Stored data
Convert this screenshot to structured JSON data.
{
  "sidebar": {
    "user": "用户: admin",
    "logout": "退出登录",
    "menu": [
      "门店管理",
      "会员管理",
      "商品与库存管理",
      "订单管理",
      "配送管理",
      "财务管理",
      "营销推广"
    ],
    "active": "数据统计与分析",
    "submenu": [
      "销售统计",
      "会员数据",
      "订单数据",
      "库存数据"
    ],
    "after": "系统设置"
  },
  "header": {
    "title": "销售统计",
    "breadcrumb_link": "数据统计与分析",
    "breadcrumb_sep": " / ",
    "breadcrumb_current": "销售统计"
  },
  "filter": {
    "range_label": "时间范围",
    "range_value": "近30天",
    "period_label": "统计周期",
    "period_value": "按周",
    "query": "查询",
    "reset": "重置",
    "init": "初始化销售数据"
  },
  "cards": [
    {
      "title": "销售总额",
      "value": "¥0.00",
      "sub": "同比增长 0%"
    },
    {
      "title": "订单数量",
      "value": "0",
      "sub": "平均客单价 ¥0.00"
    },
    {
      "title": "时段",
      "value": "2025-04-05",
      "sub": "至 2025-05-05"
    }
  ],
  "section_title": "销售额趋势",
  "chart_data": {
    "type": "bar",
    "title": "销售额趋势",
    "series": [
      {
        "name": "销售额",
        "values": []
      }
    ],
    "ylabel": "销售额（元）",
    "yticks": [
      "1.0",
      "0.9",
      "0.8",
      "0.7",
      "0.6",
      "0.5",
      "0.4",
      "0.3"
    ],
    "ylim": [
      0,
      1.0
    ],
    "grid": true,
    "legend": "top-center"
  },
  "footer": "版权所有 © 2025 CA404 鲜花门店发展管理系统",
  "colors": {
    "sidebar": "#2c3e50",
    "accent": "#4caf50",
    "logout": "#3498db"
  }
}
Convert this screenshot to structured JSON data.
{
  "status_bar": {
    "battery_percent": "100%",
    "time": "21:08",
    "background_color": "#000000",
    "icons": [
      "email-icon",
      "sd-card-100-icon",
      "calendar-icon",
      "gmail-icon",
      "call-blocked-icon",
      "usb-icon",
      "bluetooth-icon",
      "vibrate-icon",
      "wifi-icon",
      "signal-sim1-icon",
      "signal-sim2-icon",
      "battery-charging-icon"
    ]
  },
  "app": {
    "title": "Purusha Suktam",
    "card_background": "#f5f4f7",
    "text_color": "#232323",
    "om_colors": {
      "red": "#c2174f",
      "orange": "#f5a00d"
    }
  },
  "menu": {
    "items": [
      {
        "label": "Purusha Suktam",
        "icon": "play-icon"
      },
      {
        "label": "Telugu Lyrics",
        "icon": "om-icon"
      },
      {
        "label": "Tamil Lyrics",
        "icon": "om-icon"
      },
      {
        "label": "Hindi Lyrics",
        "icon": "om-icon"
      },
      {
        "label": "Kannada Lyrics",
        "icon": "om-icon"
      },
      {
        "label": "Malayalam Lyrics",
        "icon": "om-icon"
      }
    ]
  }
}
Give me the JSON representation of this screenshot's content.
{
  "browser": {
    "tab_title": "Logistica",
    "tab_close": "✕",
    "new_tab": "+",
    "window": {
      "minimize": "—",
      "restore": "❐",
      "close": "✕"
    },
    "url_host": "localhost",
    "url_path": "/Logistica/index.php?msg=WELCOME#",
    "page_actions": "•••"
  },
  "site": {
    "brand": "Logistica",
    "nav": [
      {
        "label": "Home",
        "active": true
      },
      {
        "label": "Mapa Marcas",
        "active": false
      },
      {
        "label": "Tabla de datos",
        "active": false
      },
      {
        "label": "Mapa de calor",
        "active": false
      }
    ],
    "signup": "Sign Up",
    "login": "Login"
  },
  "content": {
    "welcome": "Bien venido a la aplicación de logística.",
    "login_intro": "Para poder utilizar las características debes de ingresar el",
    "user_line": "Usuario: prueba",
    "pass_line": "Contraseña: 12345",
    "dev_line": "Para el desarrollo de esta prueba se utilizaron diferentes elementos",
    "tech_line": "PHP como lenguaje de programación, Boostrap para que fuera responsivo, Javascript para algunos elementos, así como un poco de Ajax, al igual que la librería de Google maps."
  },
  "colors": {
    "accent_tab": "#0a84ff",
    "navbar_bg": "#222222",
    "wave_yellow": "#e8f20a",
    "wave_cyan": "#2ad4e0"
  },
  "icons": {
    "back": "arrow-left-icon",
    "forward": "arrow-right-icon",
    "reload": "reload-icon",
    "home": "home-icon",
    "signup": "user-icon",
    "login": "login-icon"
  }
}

■ **Written exercise**
Reproduce the entire listing word for word.

■ **Correct response**
Convert this screenshot to structured JSON data.
{
  "sidebar": {
    "user": "用户: admin",
    "logout": "退出登录",
    "menu": [
      "门店管理",
      "会员管理",
      "商品与库存管理",
      "订单管理",
      "配送管理",
      "财务管理",
      "营销推广"
    ],
    "active": "数据统计与分析",
    "submenu": [
      "销售统计",
      "会员数据",
      "订单数据",
      "库存数据"
    ],
    "after": "系统设置"
  },
  "header": {
    "title": "销售统计",
    "breadcrumb_link": "数据统计与分析",
    "breadcrumb_sep": " / ",
    "breadcrumb_current": "销售统计"
  },
  "filter": {
    "range_label": "时间范围",
    "range_value": "近30天",
    "period_label": "统计周期",
    "period_value": "按周",
    "query": "查询",
    "reset": "重置",
    "init": "初始化销售数据"
  },
  "cards": [
    {
      "title": "销售总额",
      "value": "¥0.00",
      "sub": "同比增长 0%"
    },
    {
      "title": "订单数量",
      "value": "0",
      "sub": "平均客单价 ¥0.00"
    },
    {
      "title": "时段",
      "value": "2025-04-05",
      "sub": "至 2025-05-05"
    }
  ],
  "section_title": "销售额趋势",
  "chart_data": {
    "type": "bar",
    "title": "销售额趋势",
    "series": [
      {
        "name": "销售额",
        "values": []
      }
    ],
    "ylabel": "销售额（元）",
    "yticks": [
      "1.0",
      "0.9",
      "0.8",
      "0.7",
      "0.6",
      "0.5",
      "0.4",
      "0.3"
    ],
    "ylim": [
      0,
      1.0
    ],
    "grid": true,
    "legend": "top-center"
  },
  "footer": "版权所有 © 2025 CA404 鲜花门店发展管理系统",
  "colors": {
    "sidebar": "#2c3e50",
    "accent": "#4caf50",
    "logout": "#3498db"
  }
}
Convert this screenshot to structured JSON data.
{
  "status_bar": {
    "battery_percent": "100%",
    "time": "21:08",
    "background_color": "#000000",
    "icons": [
      "email-icon",
      "sd-card-100-icon",
      "calendar-icon",
      "gmail-icon",
      "call-blocked-icon",
      "usb-icon",
      "bluetooth-icon",
      "vibrate-icon",
      "wifi-icon",
      "signal-sim1-icon",
      "signal-sim2-icon",
      "battery-charging-icon"
    ]
  },
  "app": {
    "title": "Purusha Suktam",
    "card_background": "#f5f4f7",
    "text_color": "#232323",
    "om_colors": {
      "red": "#c2174f",
      "orange": "#f5a00d"
    }
  },
  "menu": {
    "items": [
      {
        "label": "Purusha Suktam",
        "icon": "play-icon"
      },
      {
        "label": "Telugu Lyrics",
        "icon": "om-icon"
      },
      {
        "label": "Tamil Lyrics",
        "icon": "om-icon"
      },
      {
        "label": "Hindi Lyrics",
        "icon": "om-icon"
      },
      {
        "label": "Kannada Lyrics",
        "icon": "om-icon"
      },
      {
        "label": "Malayalam Lyrics",
        "icon": "om-icon"
      }
    ]
  }
}
Give me the JSON representation of this screenshot's content.
{
  "browser": {
    "tab_title": "Logistica",
    "tab_close": "✕",
    "new_tab": "+",
    "window": {
      "minimize": "—",
      "restore": "❐",
      "close": "✕"
    },
    "url_host": "localhost",
    "url_path": "/Logistica/index.php?msg=WELCOME#",
    "page_actions": "•••"
  },
  "site": {
    "brand": "Logistica",
    "nav": [
      {
        "label": "Home",
        "active": true
      },
      {
        "label": "Mapa Marcas",
        "active": false
      },
      {
        "label": "Tabla de datos",
        "active": false
      },
      {
        "label": "Mapa de calor",
        "active": false
      }
    ],
    "signup": "Sign Up",
    "login": "Login"
  },
  "content": {
    "welcome": "Bien venido a la aplicación de logística.",
    "login_intro": "Para poder utilizar las características debes de ingresar el",
    "user_line": "Usuario: prueba",
    "pass_line": "Contraseña: 12345",
    "dev_line": "Para el desarrollo de esta prueba se utilizaron diferentes elementos",
    "tech_line": "PHP como lenguaje de programación, Boostrap para que fuera responsivo, Javascript para algunos elementos, así como un poco de Ajax, al igual que la librería de Google maps."
  },
  "colors": {
    "accent_tab": "#0a84ff",
    "navbar_bg": "#222222",
    "wave_yellow": "#e8f20a",
    "wave_cyan": "#2ad4e0"
  },
  "icons": {
    "back": "arrow-left-icon",
    "forward": "arrow-right-icon",
    "reload": "reload-icon",
    "home": "home-icon",
    "signup": "user-icon",
    "login": "login-icon"
  }
}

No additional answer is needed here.